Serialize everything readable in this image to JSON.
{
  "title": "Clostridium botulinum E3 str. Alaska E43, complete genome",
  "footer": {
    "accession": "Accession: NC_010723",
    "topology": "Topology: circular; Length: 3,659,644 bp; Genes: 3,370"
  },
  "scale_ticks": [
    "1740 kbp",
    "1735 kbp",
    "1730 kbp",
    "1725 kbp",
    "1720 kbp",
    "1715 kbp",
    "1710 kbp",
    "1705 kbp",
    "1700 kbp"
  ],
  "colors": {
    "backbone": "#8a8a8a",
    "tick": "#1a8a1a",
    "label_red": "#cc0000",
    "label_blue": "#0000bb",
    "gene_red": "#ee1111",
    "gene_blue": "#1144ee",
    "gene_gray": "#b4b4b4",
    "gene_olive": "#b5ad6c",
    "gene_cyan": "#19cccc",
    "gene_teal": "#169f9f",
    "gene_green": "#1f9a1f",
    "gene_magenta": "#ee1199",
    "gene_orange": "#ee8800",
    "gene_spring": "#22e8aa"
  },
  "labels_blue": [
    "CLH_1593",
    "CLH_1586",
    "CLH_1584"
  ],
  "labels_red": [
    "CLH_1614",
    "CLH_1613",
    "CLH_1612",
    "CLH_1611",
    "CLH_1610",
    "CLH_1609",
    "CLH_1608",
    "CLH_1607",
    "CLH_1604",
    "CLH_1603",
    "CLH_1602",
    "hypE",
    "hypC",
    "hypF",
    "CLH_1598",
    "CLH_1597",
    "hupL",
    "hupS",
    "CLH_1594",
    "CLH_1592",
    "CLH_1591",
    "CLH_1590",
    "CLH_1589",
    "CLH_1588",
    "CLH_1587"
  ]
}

........

> _YOUR TASK_
Go through the listing and write out each line exactly.

> _REPLY TO THE TASK_
Serialize everything readable in this image to JSON.
{
  "title": "Clostridium botulinum E3 str. Alaska E43, complete genome",
  "footer": {
    "accession": "Accession: NC_010723",
    "topology": "Topology: circular; Length: 3,659,644 bp; Genes: 3,370"
  },
  "scale_ticks": [
    "1740 kbp",
    "1735 kbp",
    "1730 kbp",
    "1725 kbp",
    "1720 kbp",
    "1715 kbp",
    "1710 kbp",
    "1705 kbp",
    "1700 kbp"
  ],
  "colors": {
    "backbone": "#8a8a8a",
    "tick": "#1a8a1a",
    "label_red": "#cc0000",
    "label_blue": "#0000bb",
    "gene_red": "#ee1111",
    "gene_blue": "#1144ee",
    "gene_gray": "#b4b4b4",
    "gene_olive": "#b5ad6c",
    "gene_cyan": "#19cccc",
    "gene_teal": "#169f9f",
    "gene_green": "#1f9a1f",
    "gene_magenta": "#ee1199",
    "gene_orange": "#ee8800",
    "gene_spring": "#22e8aa"
  },
  "labels_blue": [
    "CLH_1593",
    "CLH_1586",
    "CLH_1584"
  ],
  "labels_red": [
    "CLH_1614",
    "CLH_1613",
    "CLH_1612",
    "CLH_1611",
    "CLH_1610",
    "CLH_1609",
    "CLH_1608",
    "CLH_1607",
    "CLH_1604",
    "CLH_1603",
    "CLH_1602",
    "hypE",
    "hypC",
    "hypF",
    "CLH_1598",
    "CLH_1597",
    "hupL",
    "hupS",
    "CLH_1594",
    "CLH_1592",
    "CLH_1591",
    "CLH_1590",
    "CLH_1589",
    "CLH_1588",
    "CLH_1587"
  ]
}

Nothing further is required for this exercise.